● The task
Copy every line of the records below word for word, leaving the pictures out of your answer.

— begin Exercise materials —

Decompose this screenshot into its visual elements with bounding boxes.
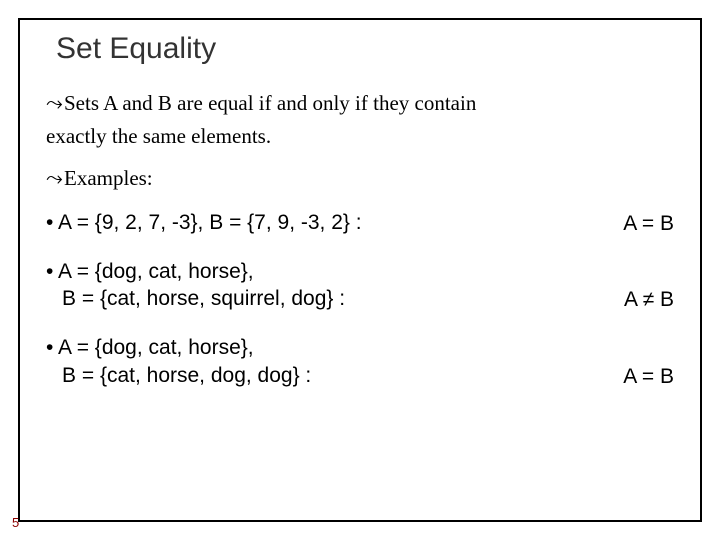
example-row: • A = {9, 2, 7, -3}, B = {7, 9, -3, 2} :… [46, 209, 674, 236]
example-row: • A = {dog, cat, horse}, B = {cat, horse… [46, 258, 674, 313]
page-number: 5 [12, 515, 19, 530]
example-text-line: • A = {9, 2, 7, -3}, B = {7, 9, -3, 2} : [46, 209, 362, 236]
examples-header-text: Examples: [64, 166, 153, 190]
example-text-line: • A = {dog, cat, horse}, [46, 258, 345, 285]
example-result: A ≠ B [604, 288, 674, 312]
definition-line-2: exactly the same elements. [46, 123, 674, 149]
example-row: • A = {dog, cat, horse}, B = {cat, horse… [46, 334, 674, 389]
arrow-bullet-icon: ⤳ [46, 91, 64, 117]
definition-text-1: Sets A and B are equal if and only if th… [64, 91, 476, 115]
definition-line-1: ⤳Sets A and B are equal if and only if t… [46, 90, 674, 117]
slide-title: Set Equality [56, 32, 674, 66]
arrow-bullet-icon: ⤳ [46, 167, 64, 191]
examples-header: ⤳Examples: [46, 166, 674, 191]
example-left: • A = {dog, cat, horse}, B = {cat, horse… [46, 334, 311, 389]
example-left: • A = {dog, cat, horse}, B = {cat, horse… [46, 258, 345, 313]
slide-content: Set Equality ⤳Sets A and B are equal if … [18, 18, 702, 522]
example-text-line: • A = {dog, cat, horse}, [46, 334, 311, 361]
example-text-line: B = {cat, horse, squirrel, dog} : [46, 285, 345, 312]
example-text-line: B = {cat, horse, dog, dog} : [46, 362, 311, 389]
example-left: • A = {9, 2, 7, -3}, B = {7, 9, -3, 2} : [46, 209, 362, 236]
example-result: A = B [603, 365, 674, 389]
example-result: A = B [603, 212, 674, 236]
examples-list: • A = {9, 2, 7, -3}, B = {7, 9, -3, 2} :… [46, 209, 674, 389]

— end Exercise materials —

● Full answer
Decompose this screenshot into its visual elements with bounding boxes.
example-row: • A = {9, 2, 7, -3}, B = {7, 9, -3, 2} :… [46, 209, 674, 236]
example-row: • A = {dog, cat, horse}, B = {cat, horse… [46, 258, 674, 313]
page-number: 5 [12, 515, 19, 530]
example-text-line: • A = {9, 2, 7, -3}, B = {7, 9, -3, 2} : [46, 209, 362, 236]
examples-header-text: Examples: [64, 166, 153, 190]
example-text-line: • A = {dog, cat, horse}, [46, 258, 345, 285]
example-result: A ≠ B [604, 288, 674, 312]
definition-line-2: exactly the same elements. [46, 123, 674, 149]
example-row: • A = {dog, cat, horse}, B = {cat, horse… [46, 334, 674, 389]
arrow-bullet-icon: ⤳ [46, 91, 64, 117]
definition-text-1: Sets A and B are equal if and only if th… [64, 91, 476, 115]
definition-line-1: ⤳Sets A and B are equal if and only if t… [46, 90, 674, 117]
slide-title: Set Equality [56, 32, 674, 66]
arrow-bullet-icon: ⤳ [46, 167, 64, 191]
examples-header: ⤳Examples: [46, 166, 674, 191]
example-left: • A = {dog, cat, horse}, B = {cat, horse… [46, 334, 311, 389]
example-left: • A = {dog, cat, horse}, B = {cat, horse… [46, 258, 345, 313]
slide-content: Set Equality ⤳Sets A and B are equal if … [18, 18, 702, 522]
example-text-line: • A = {dog, cat, horse}, [46, 334, 311, 361]
example-text-line: B = {cat, horse, squirrel, dog} : [46, 285, 345, 312]
example-text-line: B = {cat, horse, dog, dog} : [46, 362, 311, 389]
example-left: • A = {9, 2, 7, -3}, B = {7, 9, -3, 2} : [46, 209, 362, 236]
example-result: A = B [603, 365, 674, 389]
example-result: A = B [603, 212, 674, 236]
examples-list: • A = {9, 2, 7, -3}, B = {7, 9, -3, 2} :… [46, 209, 674, 389]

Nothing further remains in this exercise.